:: Written instruction ::
Count the lines in the entries below that include the word "heading". Give nothing but the number.

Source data
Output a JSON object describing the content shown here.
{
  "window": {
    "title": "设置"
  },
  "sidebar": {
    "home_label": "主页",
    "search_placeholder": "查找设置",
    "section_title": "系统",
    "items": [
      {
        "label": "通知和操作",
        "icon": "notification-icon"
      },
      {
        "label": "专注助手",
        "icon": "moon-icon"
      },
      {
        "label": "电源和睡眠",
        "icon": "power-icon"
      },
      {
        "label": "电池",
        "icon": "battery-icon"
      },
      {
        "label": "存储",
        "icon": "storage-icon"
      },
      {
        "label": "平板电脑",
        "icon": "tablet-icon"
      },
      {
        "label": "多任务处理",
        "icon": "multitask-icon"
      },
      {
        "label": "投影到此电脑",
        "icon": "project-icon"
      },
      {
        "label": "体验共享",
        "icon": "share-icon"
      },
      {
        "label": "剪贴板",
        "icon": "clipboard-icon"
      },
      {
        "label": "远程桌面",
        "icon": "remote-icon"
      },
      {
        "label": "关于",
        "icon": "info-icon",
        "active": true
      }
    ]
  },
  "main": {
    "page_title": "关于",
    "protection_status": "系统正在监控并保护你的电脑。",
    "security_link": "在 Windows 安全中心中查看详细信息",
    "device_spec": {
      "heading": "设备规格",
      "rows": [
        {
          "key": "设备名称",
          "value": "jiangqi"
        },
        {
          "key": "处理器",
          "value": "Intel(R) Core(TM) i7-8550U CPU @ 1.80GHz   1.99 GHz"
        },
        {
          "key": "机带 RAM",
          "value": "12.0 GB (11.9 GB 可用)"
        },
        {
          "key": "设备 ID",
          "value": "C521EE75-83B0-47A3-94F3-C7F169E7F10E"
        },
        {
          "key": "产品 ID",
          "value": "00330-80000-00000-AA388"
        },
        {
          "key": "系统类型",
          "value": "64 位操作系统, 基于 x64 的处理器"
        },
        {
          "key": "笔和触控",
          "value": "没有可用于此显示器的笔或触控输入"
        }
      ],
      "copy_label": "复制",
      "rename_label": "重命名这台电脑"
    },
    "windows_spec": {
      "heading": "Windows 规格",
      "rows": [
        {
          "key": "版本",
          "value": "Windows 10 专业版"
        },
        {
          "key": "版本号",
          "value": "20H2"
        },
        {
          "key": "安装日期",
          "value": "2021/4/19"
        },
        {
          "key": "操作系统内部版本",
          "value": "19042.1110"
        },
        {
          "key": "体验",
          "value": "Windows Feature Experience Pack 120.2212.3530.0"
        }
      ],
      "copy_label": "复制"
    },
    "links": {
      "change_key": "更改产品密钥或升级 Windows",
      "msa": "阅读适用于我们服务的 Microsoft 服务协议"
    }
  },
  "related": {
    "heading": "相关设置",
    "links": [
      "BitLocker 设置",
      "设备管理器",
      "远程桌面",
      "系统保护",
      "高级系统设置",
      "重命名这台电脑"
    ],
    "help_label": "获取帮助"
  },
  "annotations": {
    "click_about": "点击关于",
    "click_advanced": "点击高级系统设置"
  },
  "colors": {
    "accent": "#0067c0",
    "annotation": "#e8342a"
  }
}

:: Task output ::
3